▶ _What this exercise asks_:
(1) In the passage on the model-fit summary, why is the per-observation variability called "residual"? Answer in one to three sentences.
(2) According to the passage on the model-fit summary, what is the default estimation criterion?
(3) Continue the passage on the model-fit summary from its last sentence.

▶ _Text provided_:
::::::

As shown in the summary of the model fit, the default estimation criterion is maximum likelihood. The summary provides several other model-fit statistics such as Akaike’s Information Criterion (`AIC`

), Schwarz’s Bayesian Information Criterion (`BIC`

), the log-likelihood at the parameter estimates, and the objective function (negative twice the log-likelihood) at the parameter estimates. These are all statistics related to the model fit and are used to compare different models fit to the same data.

The third section is the table of estimates of parameters associated with the random effects. There are two sources of variability in this model, a batch-to-batch variability in the level of the response and the residual or per-observation variability — also called the within-batch variability. The name “residual” is used in statistical modeling to denote the part of the variability that cannot be explained or modeled with the other terms. It is the variation in the observed data that is “left over” after determining the estimates of the parameters in the other parts of the model.

::::::

▶ _Recorded data_:
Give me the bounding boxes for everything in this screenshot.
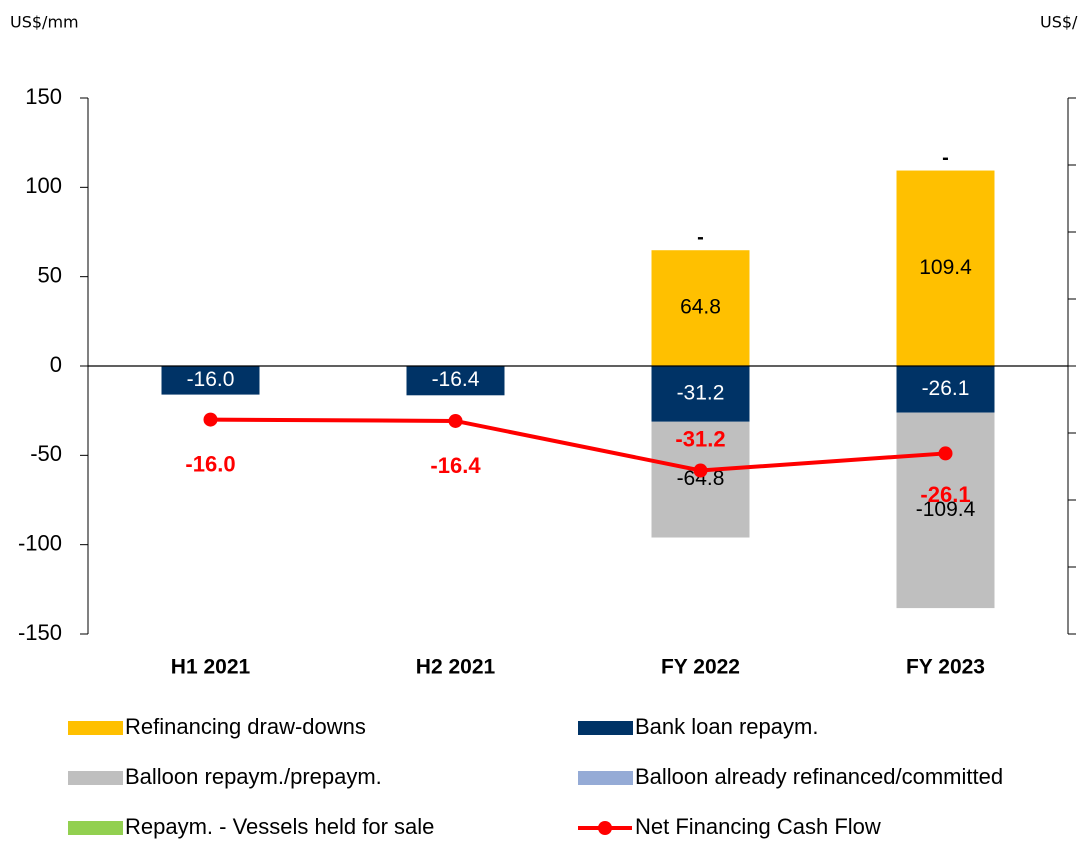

::::::

▶ _Answers to each task_:
(1) In statistical modeling, "residual" names the part of the variability that the other terms cannot explain or model. It is the variation in the observed data left over after the parameters in the other parts of the model have been estimated.

(2) Maximum likelihood.

(3)
Some of the variability in the response is associated with the fixed-effects terms. In this model there is only one such term, labeled the `(Intercept)`

. The name “intercept”, which is better suited to models based on straight lines written in a slope/intercept form, should be understood to represent an overall “typical” or mean level of the response in this case. (For those wondering about the parentheses around the name, they are included so that a user cannot accidentally name a variable in conflict with this name.) The line labeled `Batch`

in the random effects table shows that the random effects added to the intercept term, one for each level of the factor, are modeled as random variables whose unconditional variance is estimated as 1388.33 g$^2$. The corresponding standard deviations is 37.26 g for the ML fit.

Note that the last column in the random effects summary table is the estimate of the variability expressed as a standard deviation rather than as a variance. These are provided because it is usually easier to visualize the variability in standard deviations, which are on the scale of the response, than it is to visualize the magnitude of a variance. The values in this column are a simple re-expression (the square root) of the estimated variances. Do not confuse them with the standard errors of the variance estimators, which are not given here. As described in later sections, standard errors of variance estimates are generally not useful because the distribution of the estimator of a variance is skewed - often badly skewed.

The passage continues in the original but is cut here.